TonyTib   2016-09-15 17:41:11

I like to use PortableApps (from http://www.portableapps.com ) which are all free, and includes some free disk cleaners.

Note that sometimes you can be over-aggressive.

Another area to look is the Windows swap file, which defaults to twice your memory size.  On our machines with 32G RAM, the swap file defaults to 64G - and those PC's never swap.  So I I set the initial swap size to 2G.

On desktop machines, look and see if the hibernate file is there - if you have a lot of memory it can also be quite large.  I never hibernate my desktop, and thus set Windows to remove it (Google for instructions on how to do this) You probably don't want to remove it on a laptop.

DMcCunney   2016-09-15 20:10:20

@TonyTib: I like to use PortableApps (from http://www.portableapps.com ) which are all free, and includes some free disk cleaners.

CCleaner has a portable version with no installer intended for sysadmins and advanced users.

Note that sometimes you can be over-aggressive.

Which I why I recommend looking at CCleaner's configuration and making sure you understand what it will delete.  You can shoot yourself in the foot.

Another area to look is the Windows swap file, which defaults to twice your memory size. On our machines with 32G RAM, the swap file defaults to 64G - and those PC's never swap.  So I I set the initial swap size to 2G.

It's technically possible to run with no swap file, but I use a minimal one as well.  I have 8GB RAM in the current desktop (the max it will take), and I normally never see memory usage exceed 50%.

And I boot from an SSD, but have an HD as well, so the swap file is placed there.

Bounding box prediction data:
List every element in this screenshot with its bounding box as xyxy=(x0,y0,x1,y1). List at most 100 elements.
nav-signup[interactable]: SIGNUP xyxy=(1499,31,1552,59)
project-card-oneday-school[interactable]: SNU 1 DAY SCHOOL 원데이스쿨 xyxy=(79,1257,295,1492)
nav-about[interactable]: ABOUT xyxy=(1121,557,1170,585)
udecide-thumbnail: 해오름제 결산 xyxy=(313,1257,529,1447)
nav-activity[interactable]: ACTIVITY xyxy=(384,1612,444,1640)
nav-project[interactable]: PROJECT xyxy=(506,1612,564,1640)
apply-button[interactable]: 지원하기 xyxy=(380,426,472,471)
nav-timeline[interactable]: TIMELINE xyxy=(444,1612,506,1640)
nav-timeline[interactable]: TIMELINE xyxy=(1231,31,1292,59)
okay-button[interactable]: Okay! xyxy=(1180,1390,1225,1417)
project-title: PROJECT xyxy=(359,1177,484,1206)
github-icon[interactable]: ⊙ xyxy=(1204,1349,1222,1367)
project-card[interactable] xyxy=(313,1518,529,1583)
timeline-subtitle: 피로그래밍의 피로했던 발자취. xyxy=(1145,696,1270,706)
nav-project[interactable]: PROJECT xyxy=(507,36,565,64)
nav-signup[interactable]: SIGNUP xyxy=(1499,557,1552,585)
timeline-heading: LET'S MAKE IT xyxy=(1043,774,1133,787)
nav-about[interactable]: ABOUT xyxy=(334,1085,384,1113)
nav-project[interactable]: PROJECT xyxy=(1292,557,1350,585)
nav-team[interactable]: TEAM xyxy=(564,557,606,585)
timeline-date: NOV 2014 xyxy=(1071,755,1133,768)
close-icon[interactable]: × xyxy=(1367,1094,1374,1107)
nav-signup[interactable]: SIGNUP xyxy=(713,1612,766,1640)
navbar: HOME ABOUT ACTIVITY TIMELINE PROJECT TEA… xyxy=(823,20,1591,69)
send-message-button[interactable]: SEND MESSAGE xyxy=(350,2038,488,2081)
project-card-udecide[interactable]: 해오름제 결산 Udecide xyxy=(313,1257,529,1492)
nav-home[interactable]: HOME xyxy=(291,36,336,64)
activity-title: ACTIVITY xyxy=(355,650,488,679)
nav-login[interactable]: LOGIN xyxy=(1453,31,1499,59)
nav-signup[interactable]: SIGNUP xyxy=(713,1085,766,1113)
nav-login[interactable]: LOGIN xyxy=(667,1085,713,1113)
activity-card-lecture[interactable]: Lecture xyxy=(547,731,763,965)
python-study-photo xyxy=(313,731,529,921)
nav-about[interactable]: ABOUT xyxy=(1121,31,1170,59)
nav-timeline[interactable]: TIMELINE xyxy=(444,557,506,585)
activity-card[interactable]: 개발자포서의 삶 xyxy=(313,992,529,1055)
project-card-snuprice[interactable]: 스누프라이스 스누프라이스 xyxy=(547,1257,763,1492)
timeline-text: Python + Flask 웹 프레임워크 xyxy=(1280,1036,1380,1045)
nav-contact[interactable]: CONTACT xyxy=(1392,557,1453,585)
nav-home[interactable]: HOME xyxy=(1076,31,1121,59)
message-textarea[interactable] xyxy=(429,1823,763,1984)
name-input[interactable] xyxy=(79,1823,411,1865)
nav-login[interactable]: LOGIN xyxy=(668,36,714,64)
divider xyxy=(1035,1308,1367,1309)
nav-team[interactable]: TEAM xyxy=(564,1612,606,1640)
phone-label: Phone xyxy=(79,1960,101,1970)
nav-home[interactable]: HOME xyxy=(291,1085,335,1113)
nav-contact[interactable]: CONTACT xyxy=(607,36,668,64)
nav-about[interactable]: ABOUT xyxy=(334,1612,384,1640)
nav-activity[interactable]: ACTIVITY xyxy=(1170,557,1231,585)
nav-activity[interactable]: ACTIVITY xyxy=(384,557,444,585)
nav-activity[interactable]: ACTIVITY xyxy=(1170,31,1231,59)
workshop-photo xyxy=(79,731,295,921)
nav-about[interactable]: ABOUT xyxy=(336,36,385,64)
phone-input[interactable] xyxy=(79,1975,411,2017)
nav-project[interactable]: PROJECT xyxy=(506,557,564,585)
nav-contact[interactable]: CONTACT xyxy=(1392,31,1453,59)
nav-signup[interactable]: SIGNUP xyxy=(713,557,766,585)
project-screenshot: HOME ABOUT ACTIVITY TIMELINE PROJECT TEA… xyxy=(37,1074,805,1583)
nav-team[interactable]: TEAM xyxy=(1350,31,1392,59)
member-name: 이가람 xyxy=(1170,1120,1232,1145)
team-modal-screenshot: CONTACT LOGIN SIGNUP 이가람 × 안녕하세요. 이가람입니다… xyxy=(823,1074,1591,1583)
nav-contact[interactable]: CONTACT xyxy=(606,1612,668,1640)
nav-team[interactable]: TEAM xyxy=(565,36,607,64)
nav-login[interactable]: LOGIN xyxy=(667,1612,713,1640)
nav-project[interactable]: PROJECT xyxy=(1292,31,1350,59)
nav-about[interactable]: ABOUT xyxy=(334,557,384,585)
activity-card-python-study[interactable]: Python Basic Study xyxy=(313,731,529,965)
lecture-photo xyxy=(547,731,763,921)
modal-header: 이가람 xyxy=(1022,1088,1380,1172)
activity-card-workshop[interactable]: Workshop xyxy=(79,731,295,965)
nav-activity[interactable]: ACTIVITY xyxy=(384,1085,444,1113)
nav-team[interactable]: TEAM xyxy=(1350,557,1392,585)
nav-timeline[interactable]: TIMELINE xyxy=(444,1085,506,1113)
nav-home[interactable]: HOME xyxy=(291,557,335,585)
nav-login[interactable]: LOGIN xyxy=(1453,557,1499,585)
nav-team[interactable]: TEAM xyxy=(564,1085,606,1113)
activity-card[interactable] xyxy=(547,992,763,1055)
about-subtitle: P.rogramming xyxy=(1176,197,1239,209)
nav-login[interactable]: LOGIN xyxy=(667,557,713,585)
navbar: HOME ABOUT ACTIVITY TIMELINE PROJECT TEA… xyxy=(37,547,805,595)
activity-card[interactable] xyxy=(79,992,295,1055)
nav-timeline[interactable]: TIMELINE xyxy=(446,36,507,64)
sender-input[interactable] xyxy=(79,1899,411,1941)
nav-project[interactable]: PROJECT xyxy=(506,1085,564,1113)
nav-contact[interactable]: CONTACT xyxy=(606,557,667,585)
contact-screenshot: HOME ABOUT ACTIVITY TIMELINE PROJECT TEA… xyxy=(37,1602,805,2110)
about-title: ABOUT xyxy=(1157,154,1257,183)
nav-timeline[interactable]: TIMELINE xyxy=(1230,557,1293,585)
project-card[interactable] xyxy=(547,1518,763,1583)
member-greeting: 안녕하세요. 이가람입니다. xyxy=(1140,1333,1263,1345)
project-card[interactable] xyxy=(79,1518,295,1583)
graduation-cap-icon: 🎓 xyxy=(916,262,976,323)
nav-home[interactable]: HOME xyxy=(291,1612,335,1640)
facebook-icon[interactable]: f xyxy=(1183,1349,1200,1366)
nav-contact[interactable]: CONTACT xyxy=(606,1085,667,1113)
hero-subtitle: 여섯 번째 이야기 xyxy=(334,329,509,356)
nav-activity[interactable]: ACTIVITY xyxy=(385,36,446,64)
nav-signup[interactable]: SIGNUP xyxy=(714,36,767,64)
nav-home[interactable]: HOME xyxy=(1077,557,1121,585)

◆ **PROBLEMS TO SOLVE**
1. From the forum thread on freeing disk space, write out the passage from "CCleaner has a" up to and including "usage exceed 50%.", swapping "CCleaner" for "BleachBit".
2. Translate this sentence from the forum thread on freeing disk space into Spanish: "And I boot from an SSD, but have an HD as well, so the swap file is placed there."
3. Take the forum thread on freeing disk space further, picking up right after its final sentence.
The items are separate material and not part of the forum thread on freeing disk space.

◆ **RESULTS BY TASK**
1.
BleachBit has a portable version with no installer intended for sysadmins and advanced users.

Note that sometimes you can be over-aggressive.

Which I why I recommend looking at BleachBit's configuration and making sure you understand what it will delete.  You can shoot yourself in the foot.

Another area to look is the Windows swap file, which defaults to twice your memory size. On our machines with 32G RAM, the swap file defaults to 64G - and those PC's never swap.  So I I set the initial swap size to 2G.

It's technically possible to run with no swap file, but I use a minimal one as well.  I have 8GB RAM in the current desktop (the max it will take), and I normally never see memory usage exceed 50%.

2. Y arranco desde un SSD, pero también tengo un HD, así que el archivo de intercambio se ubica allí.

3.
On desktop machines, look and see if the hibernate file is there - if you have a lot of memory it can also be quite large.  I never hibernate my desktop, and thus set Windows to remove it (Google for instructions on how to do this) You probably don't want to remove it on a laptop.

I use Hibernation on a laptop, but the desktop is on 24/7.  When I went to Win10, I discovered I had to disable the new "Hybrid Shutdown" feature.  That doesn't do an actual true shutdown, and on my machine, required a power cycle to shut it down.  (I dual boot Windows and Linux, and sometimes want to be in Linux instead of Windows.)  So no hiberfile.sys file here.  MS makes the blithe assumption the world is running on a laptop where battery power is the scarce resource, and everyone wants to suspend and resume as quickly as possible.  Er, no...

>Dennis

Rizzatti   2016-09-15 20:53:02

Realjjj,

Thanks you for your comments. Using one chart, commenting it and giving credit to the source ought not to qualify for "lot of the data from Seagate's marketing materials." Seagate is an authority in the field of data storage and I did not question the authenticity of their chart. But I wonder if the drop in HDD production is affecting drives of less than 1 TB. Today, I would not purchase a drive with less than 1 TB, preferably 4 TB. And next year probably 10 TB. It must be tough for storage companies to keep up with such a fast moving target.

I am traveling in India, but once back to the West Coast, I will check with my contacts at other storage companies and possibly comment further.

Again, thank you for this opportunity.

realjjj   2016-09-15 23:20:47

Bit growth is solid but to claim that supply is far bellow demand while reducing capacity instead of expanding it, is absurd. It's the opposite of grabbing that claimed opportunity.

There must also be a disconnect between data creation and how much of it has sufficient value to be retained long term. Even if that chart is accurate, it likely means that enough older data is being deprecated for supply to be sufficient. One could theorize that cheaper storage would allow for less data to be deprecated but that's a matter of cost not volumes- how long one keeps surveillance footage, depends on TCO not supply. At the very least they purposely ignore demand elasticity.

Seagate is stuck with HDDs and by claiming that demand is much higher than supply, they try to make the case that HDDs have a long life ahead because CAPEX for NAND is very high.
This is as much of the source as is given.